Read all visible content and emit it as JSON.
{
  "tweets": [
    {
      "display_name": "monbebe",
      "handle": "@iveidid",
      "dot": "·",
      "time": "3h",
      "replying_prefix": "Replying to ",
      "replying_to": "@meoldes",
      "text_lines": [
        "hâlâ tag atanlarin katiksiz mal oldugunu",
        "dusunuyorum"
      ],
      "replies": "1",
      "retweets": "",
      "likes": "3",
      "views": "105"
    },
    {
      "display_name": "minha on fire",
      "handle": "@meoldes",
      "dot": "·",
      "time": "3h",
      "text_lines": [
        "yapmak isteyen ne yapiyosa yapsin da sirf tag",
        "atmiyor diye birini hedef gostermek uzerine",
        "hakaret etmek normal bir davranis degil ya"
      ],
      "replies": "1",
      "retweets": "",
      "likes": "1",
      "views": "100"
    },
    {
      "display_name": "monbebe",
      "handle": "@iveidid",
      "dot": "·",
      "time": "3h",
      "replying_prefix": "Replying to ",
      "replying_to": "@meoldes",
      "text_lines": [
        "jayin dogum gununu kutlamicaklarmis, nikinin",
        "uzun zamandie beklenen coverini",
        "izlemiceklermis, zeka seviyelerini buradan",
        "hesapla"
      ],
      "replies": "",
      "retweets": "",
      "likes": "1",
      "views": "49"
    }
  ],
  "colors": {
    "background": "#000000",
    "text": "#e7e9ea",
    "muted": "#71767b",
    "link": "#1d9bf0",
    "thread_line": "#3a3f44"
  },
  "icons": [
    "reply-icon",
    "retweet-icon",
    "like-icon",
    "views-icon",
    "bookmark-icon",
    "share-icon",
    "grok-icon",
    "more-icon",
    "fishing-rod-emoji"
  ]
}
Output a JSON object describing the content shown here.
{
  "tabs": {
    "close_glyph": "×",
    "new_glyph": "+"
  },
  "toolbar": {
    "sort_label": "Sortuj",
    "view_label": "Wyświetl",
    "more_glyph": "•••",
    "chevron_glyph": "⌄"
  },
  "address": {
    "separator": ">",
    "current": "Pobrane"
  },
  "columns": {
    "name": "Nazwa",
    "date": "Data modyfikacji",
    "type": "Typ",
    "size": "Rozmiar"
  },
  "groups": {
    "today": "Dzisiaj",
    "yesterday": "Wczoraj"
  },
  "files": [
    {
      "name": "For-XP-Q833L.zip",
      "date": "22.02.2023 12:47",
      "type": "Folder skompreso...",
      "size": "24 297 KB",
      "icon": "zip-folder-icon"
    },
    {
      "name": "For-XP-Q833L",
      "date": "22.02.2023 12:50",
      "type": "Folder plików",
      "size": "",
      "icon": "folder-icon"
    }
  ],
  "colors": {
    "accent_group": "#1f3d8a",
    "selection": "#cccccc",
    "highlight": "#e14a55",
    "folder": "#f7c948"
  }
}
━━━━━━━━━━━━━━━━━━━━
EXERCISE DIRECTIONS: Repeat each record in full; every line must match exactly.

THE ANSWER:
Read all visible content and emit it as JSON.
{
  "tweets": [
    {
      "display_name": "monbebe",
      "handle": "@iveidid",
      "dot": "·",
      "time": "3h",
      "replying_prefix": "Replying to ",
      "replying_to": "@meoldes",
      "text_lines": [
        "hâlâ tag atanlarin katiksiz mal oldugunu",
        "dusunuyorum"
      ],
      "replies": "1",
      "retweets": "",
      "likes": "3",
      "views": "105"
    },
    {
      "display_name": "minha on fire",
      "handle": "@meoldes",
      "dot": "·",
      "time": "3h",
      "text_lines": [
        "yapmak isteyen ne yapiyosa yapsin da sirf tag",
        "atmiyor diye birini hedef gostermek uzerine",
        "hakaret etmek normal bir davranis degil ya"
      ],
      "replies": "1",
      "retweets": "",
      "likes": "1",
      "views": "100"
    },
    {
      "display_name": "monbebe",
      "handle": "@iveidid",
      "dot": "·",
      "time": "3h",
      "replying_prefix": "Replying to ",
      "replying_to": "@meoldes",
      "text_lines": [
        "jayin dogum gununu kutlamicaklarmis, nikinin",
        "uzun zamandie beklenen coverini",
        "izlemiceklermis, zeka seviyelerini buradan",
        "hesapla"
      ],
      "replies": "",
      "retweets": "",
      "likes": "1",
      "views": "49"
    }
  ],
  "colors": {
    "background": "#000000",
    "text": "#e7e9ea",
    "muted": "#71767b",
    "link": "#1d9bf0",
    "thread_line": "#3a3f44"
  },
  "icons": [
    "reply-icon",
    "retweet-icon",
    "like-icon",
    "views-icon",
    "bookmark-icon",
    "share-icon",
    "grok-icon",
    "more-icon",
    "fishing-rod-emoji"
  ]
}
Output a JSON object describing the content shown here.
{
  "tabs": {
    "close_glyph": "×",
    "new_glyph": "+"
  },
  "toolbar": {
    "sort_label": "Sortuj",
    "view_label": "Wyświetl",
    "more_glyph": "•••",
    "chevron_glyph": "⌄"
  },
  "address": {
    "separator": ">",
    "current": "Pobrane"
  },
  "columns": {
    "name": "Nazwa",
    "date": "Data modyfikacji",
    "type": "Typ",
    "size": "Rozmiar"
  },
  "groups": {
    "today": "Dzisiaj",
    "yesterday": "Wczoraj"
  },
  "files": [
    {
      "name": "For-XP-Q833L.zip",
      "date": "22.02.2023 12:47",
      "type": "Folder skompreso...",
      "size": "24 297 KB",
      "icon": "zip-folder-icon"
    },
    {
      "name": "For-XP-Q833L",
      "date": "22.02.2023 12:50",
      "type": "Folder plików",
      "size": "",
      "icon": "folder-icon"
    }
  ],
  "colors": {
    "accent_group": "#1f3d8a",
    "selection": "#cccccc",
    "highlight": "#e14a55",
    "folder": "#f7c948"
  }
}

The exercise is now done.